GIVEN PROBLEM - Across all the lines below, how many contain the string "peserta"? Please reply with the number only.

GIVEN DATA -
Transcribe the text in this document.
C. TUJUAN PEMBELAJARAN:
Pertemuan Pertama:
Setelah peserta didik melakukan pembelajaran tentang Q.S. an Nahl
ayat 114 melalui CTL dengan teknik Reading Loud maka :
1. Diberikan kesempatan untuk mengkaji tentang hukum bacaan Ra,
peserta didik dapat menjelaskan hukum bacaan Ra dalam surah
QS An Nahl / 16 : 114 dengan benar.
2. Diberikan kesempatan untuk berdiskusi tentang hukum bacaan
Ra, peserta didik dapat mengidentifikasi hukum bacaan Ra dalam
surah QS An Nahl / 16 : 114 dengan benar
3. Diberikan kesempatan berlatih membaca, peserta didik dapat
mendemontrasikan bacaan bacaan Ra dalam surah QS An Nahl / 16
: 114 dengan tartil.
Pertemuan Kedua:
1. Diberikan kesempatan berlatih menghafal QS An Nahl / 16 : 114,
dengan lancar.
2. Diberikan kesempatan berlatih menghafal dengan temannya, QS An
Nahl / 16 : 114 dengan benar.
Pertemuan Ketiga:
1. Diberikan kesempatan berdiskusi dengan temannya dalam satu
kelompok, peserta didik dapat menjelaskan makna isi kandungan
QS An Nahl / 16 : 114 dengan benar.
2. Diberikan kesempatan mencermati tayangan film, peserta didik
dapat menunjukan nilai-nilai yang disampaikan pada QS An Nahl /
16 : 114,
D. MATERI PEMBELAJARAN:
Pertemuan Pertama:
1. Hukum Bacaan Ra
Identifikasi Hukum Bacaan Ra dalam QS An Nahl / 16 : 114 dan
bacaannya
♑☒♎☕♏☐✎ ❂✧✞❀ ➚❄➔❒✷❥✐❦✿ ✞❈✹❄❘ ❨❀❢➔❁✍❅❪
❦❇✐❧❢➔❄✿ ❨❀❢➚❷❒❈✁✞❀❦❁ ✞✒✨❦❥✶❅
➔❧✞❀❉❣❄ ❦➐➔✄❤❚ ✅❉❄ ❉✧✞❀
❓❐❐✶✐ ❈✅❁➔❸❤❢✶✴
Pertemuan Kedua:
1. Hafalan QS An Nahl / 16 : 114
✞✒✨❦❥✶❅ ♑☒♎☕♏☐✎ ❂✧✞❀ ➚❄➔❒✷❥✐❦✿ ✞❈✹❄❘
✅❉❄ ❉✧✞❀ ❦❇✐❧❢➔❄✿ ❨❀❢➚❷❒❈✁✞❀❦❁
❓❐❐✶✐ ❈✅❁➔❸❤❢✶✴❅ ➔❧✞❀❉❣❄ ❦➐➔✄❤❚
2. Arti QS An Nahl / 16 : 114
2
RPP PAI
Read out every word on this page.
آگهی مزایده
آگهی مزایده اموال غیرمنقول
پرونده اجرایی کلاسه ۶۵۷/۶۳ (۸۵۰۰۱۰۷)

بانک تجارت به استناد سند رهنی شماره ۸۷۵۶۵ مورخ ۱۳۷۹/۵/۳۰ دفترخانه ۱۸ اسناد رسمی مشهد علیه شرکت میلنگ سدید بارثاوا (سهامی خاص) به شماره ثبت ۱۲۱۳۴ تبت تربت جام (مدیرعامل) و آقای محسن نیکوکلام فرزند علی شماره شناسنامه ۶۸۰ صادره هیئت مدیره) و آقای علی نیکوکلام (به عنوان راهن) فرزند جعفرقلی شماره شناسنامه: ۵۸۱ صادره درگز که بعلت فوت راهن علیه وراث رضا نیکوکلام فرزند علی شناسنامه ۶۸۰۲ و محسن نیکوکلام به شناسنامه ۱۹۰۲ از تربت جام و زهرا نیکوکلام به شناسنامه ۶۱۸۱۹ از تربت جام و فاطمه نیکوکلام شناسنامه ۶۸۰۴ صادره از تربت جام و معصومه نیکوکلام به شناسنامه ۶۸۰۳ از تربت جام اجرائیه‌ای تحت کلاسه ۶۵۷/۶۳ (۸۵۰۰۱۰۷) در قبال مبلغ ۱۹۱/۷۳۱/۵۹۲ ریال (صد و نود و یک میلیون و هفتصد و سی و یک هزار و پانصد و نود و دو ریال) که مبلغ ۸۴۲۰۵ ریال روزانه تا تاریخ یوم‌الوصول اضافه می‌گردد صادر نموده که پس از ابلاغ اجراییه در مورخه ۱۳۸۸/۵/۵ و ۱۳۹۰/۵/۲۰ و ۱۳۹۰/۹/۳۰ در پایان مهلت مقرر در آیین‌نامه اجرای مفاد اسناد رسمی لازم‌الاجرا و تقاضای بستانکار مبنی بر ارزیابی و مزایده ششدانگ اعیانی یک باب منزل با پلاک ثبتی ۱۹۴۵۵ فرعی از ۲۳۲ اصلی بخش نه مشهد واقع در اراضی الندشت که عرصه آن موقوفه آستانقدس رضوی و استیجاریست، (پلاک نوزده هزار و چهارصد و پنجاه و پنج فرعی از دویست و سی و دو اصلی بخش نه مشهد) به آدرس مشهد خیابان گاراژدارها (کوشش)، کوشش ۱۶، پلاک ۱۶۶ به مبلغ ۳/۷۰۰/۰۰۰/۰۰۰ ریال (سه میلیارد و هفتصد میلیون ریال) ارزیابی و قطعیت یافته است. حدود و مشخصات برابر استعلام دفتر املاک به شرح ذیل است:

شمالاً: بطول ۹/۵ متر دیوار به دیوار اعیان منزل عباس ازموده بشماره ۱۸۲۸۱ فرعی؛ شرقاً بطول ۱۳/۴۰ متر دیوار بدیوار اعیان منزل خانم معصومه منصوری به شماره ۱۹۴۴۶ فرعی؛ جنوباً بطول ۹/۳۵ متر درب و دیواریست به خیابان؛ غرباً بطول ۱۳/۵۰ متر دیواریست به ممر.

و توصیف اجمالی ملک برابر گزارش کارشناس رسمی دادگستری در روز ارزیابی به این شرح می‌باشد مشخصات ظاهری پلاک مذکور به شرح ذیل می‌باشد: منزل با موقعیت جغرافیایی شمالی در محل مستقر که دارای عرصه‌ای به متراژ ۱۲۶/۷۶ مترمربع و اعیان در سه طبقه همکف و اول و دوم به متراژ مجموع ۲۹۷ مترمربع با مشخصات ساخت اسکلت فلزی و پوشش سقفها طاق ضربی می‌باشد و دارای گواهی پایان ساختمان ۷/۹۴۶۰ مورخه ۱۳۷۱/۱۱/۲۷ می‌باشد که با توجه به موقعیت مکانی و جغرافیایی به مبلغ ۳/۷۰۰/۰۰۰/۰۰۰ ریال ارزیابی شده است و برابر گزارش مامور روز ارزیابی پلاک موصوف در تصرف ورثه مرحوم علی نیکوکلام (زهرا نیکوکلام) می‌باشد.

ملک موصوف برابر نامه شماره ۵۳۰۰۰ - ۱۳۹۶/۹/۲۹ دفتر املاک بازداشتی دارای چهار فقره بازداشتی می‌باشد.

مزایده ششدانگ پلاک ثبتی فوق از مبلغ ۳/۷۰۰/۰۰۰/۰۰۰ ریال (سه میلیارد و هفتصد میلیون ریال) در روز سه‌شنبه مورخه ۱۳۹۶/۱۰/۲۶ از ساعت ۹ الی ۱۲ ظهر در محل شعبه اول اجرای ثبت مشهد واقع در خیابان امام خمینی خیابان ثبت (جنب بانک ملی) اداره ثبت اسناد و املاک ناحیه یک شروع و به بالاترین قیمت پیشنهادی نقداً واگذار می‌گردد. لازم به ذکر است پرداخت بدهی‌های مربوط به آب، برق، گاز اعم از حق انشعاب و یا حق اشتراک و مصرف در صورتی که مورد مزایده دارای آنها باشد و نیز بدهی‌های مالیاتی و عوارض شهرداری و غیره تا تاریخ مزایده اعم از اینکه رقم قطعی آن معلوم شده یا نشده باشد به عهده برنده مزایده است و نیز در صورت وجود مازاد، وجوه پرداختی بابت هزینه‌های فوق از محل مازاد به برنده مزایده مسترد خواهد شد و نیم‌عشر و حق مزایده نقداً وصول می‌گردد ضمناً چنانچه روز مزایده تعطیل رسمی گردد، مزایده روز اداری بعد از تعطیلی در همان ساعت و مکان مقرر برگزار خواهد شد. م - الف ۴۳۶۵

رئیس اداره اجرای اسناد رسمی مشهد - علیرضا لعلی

EXERCISE OUTPUT - 6